Return the line containing "Transcribe the text in this document." and all lines after it exactly; stop at the end of the material.

Data section.

* * * * * * * * *

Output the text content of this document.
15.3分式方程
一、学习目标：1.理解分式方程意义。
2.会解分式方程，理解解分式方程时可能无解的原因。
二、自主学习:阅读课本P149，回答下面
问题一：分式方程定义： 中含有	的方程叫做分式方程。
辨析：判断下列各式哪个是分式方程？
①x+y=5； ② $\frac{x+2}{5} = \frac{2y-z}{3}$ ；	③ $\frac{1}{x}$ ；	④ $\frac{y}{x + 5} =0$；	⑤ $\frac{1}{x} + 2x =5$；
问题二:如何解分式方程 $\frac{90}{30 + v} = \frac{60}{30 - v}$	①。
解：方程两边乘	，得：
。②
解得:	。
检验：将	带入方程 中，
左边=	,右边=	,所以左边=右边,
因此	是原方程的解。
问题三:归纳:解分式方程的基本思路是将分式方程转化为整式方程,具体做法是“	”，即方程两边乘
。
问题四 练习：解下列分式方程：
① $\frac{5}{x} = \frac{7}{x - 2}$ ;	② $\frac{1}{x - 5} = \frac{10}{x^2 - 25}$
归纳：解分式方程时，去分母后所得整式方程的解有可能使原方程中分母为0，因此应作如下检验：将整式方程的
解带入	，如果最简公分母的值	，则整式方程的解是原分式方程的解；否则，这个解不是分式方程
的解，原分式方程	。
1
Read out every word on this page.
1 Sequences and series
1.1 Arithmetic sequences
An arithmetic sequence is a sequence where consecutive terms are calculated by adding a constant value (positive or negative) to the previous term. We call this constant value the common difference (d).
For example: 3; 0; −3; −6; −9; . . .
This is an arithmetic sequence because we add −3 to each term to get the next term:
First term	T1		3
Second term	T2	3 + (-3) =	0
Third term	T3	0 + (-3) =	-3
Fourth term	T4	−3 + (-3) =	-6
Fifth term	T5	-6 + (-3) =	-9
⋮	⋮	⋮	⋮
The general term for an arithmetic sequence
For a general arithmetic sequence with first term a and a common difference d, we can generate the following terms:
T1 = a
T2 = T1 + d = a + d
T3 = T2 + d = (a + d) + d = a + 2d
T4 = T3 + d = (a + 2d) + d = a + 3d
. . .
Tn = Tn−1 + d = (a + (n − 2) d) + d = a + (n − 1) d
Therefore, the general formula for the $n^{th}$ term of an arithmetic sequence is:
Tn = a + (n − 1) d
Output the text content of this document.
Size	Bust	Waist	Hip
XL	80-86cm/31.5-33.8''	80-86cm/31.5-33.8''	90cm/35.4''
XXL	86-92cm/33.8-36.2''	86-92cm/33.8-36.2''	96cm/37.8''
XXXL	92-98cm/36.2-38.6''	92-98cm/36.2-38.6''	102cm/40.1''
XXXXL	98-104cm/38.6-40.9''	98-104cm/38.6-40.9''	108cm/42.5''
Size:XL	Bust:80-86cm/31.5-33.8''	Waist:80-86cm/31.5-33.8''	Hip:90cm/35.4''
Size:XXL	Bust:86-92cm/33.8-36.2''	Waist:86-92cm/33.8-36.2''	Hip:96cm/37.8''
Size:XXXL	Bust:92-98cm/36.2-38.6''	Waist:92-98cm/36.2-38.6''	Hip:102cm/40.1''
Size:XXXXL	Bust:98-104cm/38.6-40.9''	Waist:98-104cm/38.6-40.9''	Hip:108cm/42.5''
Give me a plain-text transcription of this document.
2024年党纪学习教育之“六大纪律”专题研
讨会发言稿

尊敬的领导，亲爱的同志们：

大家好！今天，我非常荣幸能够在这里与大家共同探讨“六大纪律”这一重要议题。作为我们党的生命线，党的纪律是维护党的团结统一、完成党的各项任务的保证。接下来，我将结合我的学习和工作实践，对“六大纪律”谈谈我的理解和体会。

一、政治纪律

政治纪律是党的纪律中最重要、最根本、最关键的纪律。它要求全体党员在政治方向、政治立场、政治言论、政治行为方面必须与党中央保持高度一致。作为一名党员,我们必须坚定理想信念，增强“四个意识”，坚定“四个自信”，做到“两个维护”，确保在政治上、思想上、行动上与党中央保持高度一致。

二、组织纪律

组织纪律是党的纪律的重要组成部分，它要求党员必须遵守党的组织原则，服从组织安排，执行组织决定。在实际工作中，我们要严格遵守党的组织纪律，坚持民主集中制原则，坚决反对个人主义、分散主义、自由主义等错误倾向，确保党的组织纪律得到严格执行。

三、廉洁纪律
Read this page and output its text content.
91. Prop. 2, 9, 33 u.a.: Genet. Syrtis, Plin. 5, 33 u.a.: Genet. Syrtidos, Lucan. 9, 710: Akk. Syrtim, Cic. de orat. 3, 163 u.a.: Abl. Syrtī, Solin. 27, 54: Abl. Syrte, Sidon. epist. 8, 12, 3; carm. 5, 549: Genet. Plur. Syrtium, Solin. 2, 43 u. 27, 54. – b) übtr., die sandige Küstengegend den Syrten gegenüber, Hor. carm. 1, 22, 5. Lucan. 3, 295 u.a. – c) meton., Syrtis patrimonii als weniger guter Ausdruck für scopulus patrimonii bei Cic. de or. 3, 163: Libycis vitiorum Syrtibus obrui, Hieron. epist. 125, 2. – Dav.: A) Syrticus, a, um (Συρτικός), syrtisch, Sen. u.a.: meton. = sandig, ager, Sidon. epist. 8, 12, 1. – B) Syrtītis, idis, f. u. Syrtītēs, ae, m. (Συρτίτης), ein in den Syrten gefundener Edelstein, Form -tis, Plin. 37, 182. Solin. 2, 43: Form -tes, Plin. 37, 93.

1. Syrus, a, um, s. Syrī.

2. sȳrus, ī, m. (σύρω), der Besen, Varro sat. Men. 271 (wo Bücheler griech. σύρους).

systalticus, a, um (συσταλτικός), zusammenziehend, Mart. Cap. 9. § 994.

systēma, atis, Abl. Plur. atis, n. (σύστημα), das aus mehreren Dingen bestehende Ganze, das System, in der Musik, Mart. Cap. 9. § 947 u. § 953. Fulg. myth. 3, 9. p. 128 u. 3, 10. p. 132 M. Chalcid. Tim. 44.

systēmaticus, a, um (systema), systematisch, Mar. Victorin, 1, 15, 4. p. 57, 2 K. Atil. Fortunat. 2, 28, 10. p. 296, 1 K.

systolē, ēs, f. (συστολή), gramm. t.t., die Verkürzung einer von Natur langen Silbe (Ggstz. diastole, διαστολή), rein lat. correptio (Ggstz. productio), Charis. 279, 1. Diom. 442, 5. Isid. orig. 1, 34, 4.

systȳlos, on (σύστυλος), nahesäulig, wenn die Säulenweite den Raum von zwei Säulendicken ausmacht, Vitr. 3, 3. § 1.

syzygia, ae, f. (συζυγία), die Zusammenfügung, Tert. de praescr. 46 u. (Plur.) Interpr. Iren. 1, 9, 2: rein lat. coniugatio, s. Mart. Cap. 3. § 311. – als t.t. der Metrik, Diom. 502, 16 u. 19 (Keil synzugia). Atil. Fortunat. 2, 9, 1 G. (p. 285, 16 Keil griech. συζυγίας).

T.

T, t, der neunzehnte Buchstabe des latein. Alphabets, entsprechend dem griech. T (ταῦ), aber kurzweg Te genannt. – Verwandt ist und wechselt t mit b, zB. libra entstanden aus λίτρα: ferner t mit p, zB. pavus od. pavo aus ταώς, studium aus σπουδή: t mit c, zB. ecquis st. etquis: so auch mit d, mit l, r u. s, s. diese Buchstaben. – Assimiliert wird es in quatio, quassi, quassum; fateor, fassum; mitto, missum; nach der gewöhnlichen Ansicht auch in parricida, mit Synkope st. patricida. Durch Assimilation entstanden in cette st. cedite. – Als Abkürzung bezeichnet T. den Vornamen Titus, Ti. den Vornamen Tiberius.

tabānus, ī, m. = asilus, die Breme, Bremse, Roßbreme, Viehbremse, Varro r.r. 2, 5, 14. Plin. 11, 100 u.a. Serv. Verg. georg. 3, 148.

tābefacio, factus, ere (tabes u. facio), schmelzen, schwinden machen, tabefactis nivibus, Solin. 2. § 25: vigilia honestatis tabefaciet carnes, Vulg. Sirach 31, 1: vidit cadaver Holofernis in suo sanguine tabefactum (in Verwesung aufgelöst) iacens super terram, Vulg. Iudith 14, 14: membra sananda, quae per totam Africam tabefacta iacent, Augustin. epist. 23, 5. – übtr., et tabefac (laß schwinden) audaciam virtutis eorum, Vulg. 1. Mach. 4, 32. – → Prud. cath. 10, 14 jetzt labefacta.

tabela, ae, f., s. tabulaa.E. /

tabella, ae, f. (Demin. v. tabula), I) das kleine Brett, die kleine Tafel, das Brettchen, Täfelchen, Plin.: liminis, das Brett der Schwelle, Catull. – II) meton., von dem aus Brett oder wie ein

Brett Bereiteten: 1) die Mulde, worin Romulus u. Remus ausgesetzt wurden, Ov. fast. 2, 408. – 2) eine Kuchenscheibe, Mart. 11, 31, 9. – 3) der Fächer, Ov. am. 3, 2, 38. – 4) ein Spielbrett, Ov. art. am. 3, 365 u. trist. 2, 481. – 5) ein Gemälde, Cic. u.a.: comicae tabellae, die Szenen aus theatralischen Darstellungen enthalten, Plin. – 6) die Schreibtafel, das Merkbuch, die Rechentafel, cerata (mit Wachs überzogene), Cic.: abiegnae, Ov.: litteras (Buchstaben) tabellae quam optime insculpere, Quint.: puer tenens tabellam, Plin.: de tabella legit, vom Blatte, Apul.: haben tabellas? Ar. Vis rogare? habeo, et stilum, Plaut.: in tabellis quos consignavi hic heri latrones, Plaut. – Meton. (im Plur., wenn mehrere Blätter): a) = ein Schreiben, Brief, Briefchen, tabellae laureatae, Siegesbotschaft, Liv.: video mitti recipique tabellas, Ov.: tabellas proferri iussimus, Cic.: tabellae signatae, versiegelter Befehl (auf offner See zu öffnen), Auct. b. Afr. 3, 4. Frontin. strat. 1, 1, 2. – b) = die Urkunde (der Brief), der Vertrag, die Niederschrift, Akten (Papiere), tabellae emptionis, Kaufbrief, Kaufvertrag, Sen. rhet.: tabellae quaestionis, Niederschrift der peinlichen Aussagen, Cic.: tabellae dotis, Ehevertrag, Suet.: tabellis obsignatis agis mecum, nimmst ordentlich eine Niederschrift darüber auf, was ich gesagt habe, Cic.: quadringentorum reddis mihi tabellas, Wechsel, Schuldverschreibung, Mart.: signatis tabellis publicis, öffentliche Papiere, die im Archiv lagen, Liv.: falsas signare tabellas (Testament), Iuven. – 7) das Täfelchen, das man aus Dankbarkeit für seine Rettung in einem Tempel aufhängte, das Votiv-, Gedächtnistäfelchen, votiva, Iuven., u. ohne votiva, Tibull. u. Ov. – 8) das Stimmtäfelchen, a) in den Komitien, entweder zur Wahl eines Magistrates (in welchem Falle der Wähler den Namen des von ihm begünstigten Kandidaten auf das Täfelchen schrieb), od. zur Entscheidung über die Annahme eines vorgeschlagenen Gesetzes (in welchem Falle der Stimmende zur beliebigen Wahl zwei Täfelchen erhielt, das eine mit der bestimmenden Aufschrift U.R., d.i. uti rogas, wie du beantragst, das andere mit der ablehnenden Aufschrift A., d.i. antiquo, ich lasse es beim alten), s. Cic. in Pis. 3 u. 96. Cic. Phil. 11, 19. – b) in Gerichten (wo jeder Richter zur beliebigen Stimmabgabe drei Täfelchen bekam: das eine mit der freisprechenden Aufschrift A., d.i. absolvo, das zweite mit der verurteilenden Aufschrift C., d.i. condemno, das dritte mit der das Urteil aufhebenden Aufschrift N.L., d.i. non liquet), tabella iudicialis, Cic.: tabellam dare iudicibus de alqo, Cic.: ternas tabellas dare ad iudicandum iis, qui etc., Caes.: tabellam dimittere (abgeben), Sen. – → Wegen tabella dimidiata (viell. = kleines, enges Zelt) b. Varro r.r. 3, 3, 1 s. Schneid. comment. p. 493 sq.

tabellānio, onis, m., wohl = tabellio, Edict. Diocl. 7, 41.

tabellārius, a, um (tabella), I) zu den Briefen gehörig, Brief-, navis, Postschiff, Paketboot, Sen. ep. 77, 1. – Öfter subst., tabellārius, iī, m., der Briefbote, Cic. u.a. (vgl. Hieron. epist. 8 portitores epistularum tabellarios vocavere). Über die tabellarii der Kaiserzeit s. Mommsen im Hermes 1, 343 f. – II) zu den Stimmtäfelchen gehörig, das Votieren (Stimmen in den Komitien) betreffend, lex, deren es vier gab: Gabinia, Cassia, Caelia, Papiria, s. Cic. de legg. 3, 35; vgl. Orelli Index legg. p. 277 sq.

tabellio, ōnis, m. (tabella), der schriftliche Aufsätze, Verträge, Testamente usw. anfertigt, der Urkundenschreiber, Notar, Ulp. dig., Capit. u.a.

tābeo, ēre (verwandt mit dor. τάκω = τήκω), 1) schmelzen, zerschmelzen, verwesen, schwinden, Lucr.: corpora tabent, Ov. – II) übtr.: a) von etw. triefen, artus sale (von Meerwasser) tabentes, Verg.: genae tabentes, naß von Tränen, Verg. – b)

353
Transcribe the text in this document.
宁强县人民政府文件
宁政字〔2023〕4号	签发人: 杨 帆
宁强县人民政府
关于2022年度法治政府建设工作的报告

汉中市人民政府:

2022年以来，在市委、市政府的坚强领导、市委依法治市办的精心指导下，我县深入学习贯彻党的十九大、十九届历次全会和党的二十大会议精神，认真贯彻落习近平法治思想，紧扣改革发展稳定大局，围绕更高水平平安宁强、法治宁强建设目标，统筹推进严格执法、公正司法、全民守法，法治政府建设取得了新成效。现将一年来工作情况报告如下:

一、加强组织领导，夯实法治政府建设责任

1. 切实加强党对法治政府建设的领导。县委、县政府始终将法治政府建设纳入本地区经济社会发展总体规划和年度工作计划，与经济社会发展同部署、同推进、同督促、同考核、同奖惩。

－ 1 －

* * * * * * * * *

Result of this exercise.
Transcribe the text in this document.
宁强县人民政府文件
宁政字〔2023〕4号	签发人: 杨 帆
宁强县人民政府
关于2022年度法治政府建设工作的报告

汉中市人民政府:

2022年以来，在市委、市政府的坚强领导、市委依法治市办的精心指导下，我县深入学习贯彻党的十九大、十九届历次全会和党的二十大会议精神，认真贯彻落习近平法治思想，紧扣改革发展稳定大局，围绕更高水平平安宁强、法治宁强建设目标，统筹推进严格执法、公正司法、全民守法，法治政府建设取得了新成效。现将一年来工作情况报告如下:

一、加强组织领导，夯实法治政府建设责任

1. 切实加强党对法治政府建设的领导。县委、县政府始终将法治政府建设纳入本地区经济社会发展总体规划和年度工作计划，与经济社会发展同部署、同推进、同督促、同考核、同奖惩。

－ 1 －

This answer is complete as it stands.